---------- Raw data ----------

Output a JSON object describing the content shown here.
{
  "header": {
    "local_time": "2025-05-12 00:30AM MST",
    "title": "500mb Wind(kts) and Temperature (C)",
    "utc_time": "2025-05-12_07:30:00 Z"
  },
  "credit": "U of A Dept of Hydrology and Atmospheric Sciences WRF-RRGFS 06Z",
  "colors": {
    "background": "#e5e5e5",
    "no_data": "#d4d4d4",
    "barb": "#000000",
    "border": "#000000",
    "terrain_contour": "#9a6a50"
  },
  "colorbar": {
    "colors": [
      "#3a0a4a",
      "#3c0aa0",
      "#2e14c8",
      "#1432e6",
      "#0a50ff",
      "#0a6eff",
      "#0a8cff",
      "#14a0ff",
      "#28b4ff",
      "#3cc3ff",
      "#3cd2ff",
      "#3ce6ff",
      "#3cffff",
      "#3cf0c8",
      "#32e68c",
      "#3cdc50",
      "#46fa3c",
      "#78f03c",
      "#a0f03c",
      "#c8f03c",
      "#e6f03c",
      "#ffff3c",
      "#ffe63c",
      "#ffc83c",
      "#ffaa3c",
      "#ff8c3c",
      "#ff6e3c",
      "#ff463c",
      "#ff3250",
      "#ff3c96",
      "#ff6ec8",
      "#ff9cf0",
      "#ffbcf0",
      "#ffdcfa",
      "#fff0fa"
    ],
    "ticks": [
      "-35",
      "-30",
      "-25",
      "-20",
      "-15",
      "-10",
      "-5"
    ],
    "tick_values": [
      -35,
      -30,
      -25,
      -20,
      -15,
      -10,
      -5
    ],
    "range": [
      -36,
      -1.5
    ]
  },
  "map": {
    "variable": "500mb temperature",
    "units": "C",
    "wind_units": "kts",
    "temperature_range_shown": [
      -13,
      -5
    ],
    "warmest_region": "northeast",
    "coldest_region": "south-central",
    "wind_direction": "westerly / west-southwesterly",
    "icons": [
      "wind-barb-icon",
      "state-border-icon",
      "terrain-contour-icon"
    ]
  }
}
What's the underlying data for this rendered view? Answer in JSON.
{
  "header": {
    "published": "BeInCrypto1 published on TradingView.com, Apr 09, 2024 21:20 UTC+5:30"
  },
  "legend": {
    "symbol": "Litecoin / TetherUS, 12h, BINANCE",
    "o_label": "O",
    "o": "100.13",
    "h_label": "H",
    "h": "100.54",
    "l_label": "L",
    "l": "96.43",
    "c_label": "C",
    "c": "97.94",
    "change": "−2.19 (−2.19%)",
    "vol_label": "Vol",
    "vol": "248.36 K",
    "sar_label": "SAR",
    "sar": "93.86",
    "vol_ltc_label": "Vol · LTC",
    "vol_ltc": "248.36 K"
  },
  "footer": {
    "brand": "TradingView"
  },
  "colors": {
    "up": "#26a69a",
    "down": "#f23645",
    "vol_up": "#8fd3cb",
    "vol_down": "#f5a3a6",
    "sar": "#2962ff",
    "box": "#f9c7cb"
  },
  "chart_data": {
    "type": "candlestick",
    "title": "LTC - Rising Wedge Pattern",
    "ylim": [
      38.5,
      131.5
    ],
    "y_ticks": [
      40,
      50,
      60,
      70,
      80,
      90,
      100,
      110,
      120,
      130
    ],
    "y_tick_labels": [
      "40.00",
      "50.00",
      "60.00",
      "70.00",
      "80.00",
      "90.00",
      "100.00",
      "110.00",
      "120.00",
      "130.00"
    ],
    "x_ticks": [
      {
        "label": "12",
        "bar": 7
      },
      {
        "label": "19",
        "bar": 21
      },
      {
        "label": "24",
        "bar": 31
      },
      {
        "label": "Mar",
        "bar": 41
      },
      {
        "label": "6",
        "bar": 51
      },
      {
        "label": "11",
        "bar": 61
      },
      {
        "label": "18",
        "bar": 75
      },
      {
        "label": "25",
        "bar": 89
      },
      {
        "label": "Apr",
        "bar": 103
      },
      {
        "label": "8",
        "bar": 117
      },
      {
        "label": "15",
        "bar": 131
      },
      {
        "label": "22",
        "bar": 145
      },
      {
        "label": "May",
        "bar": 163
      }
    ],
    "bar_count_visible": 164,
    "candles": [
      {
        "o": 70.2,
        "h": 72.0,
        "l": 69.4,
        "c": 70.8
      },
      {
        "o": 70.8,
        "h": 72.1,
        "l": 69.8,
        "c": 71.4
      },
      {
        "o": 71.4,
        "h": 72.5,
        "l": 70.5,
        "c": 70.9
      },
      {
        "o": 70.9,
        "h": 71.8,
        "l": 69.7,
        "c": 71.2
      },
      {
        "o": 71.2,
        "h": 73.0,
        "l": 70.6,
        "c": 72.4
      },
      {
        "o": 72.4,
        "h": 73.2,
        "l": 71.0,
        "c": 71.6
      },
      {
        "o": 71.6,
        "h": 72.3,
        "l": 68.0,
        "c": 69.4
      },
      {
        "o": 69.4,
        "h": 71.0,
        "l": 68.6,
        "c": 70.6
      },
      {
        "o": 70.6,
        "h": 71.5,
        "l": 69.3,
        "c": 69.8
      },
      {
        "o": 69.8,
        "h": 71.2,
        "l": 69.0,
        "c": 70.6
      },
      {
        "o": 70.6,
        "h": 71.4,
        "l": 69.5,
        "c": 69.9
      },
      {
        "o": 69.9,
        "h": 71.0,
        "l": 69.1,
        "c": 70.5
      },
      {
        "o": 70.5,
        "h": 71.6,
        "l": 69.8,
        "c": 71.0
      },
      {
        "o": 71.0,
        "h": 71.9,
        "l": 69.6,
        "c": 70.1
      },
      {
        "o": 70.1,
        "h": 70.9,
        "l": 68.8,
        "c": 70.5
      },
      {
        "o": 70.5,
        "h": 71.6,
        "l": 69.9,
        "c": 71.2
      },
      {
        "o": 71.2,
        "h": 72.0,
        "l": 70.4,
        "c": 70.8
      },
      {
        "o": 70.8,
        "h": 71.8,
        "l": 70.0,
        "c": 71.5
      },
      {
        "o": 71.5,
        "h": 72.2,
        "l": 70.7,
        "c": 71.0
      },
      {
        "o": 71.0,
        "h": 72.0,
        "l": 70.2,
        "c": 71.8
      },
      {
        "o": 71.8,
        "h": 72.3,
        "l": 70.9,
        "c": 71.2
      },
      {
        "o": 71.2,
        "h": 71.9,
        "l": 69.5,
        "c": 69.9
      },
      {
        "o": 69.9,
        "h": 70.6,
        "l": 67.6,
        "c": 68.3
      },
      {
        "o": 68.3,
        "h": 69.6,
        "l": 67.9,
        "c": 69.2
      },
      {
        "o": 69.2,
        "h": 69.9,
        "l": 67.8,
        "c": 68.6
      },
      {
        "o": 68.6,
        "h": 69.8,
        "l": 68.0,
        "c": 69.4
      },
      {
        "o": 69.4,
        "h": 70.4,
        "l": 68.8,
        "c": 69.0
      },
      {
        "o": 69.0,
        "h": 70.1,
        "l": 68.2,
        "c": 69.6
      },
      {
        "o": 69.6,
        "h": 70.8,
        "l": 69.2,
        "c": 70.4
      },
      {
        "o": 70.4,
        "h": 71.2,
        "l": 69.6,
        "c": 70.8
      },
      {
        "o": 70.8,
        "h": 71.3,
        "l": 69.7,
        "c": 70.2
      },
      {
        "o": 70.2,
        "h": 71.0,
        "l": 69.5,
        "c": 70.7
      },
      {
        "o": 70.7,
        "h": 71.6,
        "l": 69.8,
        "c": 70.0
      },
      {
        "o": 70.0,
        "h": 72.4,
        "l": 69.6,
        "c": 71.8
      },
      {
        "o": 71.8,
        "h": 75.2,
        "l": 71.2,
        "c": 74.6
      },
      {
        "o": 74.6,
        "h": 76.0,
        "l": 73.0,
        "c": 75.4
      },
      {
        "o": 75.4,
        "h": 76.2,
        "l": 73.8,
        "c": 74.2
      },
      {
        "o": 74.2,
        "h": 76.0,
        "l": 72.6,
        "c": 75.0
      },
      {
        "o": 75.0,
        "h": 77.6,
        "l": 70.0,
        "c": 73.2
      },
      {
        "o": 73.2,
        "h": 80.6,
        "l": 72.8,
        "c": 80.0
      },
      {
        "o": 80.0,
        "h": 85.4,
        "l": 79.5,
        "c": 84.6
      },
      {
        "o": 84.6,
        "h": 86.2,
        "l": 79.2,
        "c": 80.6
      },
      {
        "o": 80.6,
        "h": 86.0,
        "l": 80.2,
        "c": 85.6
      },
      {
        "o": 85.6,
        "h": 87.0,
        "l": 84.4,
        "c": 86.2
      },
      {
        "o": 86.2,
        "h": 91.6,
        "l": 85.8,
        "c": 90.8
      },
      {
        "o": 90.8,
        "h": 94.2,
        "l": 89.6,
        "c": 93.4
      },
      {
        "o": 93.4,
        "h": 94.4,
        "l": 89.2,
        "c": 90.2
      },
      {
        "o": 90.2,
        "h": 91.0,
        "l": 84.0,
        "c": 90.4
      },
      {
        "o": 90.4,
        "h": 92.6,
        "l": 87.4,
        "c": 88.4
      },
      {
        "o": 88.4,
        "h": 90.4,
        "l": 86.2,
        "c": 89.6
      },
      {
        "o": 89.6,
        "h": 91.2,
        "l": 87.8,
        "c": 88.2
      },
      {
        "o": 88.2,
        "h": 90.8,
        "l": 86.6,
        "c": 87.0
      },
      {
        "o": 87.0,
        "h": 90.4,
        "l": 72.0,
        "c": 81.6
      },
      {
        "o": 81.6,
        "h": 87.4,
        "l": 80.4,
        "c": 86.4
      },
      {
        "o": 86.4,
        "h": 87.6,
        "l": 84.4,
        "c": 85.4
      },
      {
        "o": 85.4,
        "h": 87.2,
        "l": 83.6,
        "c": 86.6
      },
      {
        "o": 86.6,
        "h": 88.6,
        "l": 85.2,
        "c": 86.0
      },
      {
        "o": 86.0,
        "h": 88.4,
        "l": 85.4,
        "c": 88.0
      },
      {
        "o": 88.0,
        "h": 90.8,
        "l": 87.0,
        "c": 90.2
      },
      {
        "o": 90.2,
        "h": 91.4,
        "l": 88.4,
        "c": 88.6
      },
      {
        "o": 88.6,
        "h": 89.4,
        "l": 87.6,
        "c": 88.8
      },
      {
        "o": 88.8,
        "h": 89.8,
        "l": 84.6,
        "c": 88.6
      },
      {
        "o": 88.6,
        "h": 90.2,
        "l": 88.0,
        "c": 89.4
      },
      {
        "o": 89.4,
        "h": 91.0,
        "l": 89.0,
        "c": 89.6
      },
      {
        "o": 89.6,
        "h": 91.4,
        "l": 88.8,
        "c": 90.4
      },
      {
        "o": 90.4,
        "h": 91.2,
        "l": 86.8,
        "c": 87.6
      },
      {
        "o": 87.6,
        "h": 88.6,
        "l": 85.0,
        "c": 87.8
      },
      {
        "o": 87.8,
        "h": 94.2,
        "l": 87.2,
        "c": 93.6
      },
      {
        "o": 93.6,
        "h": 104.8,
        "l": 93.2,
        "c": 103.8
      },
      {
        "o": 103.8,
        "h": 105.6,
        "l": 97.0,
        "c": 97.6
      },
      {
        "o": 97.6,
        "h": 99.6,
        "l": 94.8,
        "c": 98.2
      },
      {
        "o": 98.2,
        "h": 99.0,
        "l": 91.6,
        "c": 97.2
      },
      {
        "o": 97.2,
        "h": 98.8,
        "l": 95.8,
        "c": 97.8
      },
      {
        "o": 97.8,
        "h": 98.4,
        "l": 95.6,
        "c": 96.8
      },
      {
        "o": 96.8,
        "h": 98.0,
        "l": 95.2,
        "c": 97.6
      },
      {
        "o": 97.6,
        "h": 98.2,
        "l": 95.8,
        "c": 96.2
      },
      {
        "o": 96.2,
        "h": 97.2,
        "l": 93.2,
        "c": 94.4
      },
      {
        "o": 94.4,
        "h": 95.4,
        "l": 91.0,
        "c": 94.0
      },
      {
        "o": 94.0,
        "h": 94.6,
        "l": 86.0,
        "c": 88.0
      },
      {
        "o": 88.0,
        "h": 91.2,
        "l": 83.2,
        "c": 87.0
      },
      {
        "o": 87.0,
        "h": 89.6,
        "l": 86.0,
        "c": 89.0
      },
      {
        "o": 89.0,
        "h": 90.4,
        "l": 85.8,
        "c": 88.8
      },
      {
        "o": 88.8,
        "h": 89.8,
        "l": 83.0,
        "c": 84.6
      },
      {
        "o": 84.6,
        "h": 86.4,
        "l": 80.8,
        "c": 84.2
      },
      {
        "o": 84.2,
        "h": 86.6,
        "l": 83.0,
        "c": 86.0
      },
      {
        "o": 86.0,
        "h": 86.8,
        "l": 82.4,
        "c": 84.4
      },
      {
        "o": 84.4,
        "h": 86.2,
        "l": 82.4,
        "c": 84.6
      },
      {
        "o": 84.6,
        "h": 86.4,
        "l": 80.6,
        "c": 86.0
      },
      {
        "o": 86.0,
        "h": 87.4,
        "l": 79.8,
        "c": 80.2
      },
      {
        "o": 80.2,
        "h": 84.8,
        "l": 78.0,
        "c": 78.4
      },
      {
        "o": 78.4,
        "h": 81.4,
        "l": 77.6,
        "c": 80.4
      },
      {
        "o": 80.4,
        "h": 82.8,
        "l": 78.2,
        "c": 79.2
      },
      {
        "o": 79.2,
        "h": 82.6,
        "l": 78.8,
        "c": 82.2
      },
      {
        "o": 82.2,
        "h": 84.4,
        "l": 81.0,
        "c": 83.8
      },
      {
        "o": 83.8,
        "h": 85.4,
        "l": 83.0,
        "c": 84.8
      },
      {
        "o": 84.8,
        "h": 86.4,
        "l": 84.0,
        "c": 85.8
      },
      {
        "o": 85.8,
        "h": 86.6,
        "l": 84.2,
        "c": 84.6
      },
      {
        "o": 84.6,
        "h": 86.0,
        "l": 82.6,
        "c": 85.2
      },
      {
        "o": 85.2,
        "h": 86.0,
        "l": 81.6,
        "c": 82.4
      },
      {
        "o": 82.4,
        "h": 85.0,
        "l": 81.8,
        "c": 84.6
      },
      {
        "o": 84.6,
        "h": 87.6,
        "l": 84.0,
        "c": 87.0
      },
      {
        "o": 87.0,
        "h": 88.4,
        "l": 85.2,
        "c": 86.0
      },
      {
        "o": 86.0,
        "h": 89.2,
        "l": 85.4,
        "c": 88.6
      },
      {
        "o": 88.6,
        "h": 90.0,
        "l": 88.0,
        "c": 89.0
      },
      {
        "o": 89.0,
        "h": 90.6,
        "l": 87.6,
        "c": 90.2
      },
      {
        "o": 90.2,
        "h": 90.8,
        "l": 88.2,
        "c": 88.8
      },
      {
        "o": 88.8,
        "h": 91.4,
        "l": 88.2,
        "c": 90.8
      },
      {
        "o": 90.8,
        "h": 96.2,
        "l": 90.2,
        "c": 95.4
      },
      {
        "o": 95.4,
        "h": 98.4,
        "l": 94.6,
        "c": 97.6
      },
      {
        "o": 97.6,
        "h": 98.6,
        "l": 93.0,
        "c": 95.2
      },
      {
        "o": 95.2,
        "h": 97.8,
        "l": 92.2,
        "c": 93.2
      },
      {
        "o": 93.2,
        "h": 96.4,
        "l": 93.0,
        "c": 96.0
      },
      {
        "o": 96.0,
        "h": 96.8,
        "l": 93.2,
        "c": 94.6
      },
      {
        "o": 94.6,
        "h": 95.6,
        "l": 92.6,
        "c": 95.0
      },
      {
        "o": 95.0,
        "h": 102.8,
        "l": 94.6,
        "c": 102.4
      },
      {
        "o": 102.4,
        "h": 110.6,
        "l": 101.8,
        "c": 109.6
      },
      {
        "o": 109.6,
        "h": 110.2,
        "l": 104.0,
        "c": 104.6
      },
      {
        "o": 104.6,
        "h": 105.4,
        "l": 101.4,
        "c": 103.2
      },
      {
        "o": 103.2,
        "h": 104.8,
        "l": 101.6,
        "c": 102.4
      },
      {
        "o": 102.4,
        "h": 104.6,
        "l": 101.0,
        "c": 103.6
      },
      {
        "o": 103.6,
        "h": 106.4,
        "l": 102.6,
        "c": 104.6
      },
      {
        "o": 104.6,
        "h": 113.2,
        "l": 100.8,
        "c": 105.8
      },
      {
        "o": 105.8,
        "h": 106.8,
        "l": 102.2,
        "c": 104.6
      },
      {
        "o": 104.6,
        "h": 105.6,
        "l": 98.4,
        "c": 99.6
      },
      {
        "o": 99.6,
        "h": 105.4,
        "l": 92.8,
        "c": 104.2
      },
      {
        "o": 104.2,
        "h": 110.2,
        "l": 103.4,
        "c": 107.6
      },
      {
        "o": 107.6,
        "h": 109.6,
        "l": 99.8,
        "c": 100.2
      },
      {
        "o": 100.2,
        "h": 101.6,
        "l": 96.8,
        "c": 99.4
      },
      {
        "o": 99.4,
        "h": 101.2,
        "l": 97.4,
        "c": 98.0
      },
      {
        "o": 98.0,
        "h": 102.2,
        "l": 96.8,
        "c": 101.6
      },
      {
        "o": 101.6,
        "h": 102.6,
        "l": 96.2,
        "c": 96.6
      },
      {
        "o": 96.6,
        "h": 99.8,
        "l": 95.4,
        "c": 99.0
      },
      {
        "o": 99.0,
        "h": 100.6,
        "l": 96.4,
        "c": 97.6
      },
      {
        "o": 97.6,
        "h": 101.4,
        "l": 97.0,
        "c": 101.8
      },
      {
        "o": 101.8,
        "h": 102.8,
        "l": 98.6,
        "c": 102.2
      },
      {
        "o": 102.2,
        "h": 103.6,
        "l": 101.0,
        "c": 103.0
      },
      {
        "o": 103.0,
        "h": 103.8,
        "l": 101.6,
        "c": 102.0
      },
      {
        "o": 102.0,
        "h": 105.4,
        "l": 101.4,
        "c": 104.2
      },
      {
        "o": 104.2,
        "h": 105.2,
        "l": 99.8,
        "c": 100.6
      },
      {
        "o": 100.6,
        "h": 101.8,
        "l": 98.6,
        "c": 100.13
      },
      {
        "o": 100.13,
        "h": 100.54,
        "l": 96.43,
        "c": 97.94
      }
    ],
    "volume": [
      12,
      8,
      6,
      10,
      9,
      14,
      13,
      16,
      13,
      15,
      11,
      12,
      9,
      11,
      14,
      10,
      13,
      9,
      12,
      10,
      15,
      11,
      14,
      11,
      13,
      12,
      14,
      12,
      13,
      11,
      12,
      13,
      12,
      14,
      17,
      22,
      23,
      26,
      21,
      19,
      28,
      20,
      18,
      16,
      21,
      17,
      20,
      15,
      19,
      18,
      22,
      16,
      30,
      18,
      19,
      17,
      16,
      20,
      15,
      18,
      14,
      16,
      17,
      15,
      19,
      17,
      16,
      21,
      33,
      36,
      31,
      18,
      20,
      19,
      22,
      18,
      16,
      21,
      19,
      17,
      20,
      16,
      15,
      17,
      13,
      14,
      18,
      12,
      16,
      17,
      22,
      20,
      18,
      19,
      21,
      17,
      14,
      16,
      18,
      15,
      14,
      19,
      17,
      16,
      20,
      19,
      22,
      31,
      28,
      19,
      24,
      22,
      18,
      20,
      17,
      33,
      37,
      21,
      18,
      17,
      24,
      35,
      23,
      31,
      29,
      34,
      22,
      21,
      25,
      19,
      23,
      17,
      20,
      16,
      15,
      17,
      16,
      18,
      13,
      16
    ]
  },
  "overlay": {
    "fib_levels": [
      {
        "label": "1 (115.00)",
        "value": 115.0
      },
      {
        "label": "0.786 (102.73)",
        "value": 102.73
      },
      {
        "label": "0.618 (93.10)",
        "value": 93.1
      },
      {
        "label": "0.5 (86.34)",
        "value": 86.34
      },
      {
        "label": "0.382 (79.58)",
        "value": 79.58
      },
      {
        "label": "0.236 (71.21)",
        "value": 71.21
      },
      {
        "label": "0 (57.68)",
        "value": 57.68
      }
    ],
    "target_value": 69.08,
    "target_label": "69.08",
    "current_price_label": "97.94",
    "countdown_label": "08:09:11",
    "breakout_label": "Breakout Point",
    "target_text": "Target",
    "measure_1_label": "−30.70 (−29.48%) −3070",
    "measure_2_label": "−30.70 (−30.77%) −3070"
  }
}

----------

> **What to produce**: How many of the listing's lines contain "title"? Respond with a single number and nothing else.

> **Solution to this task**: 2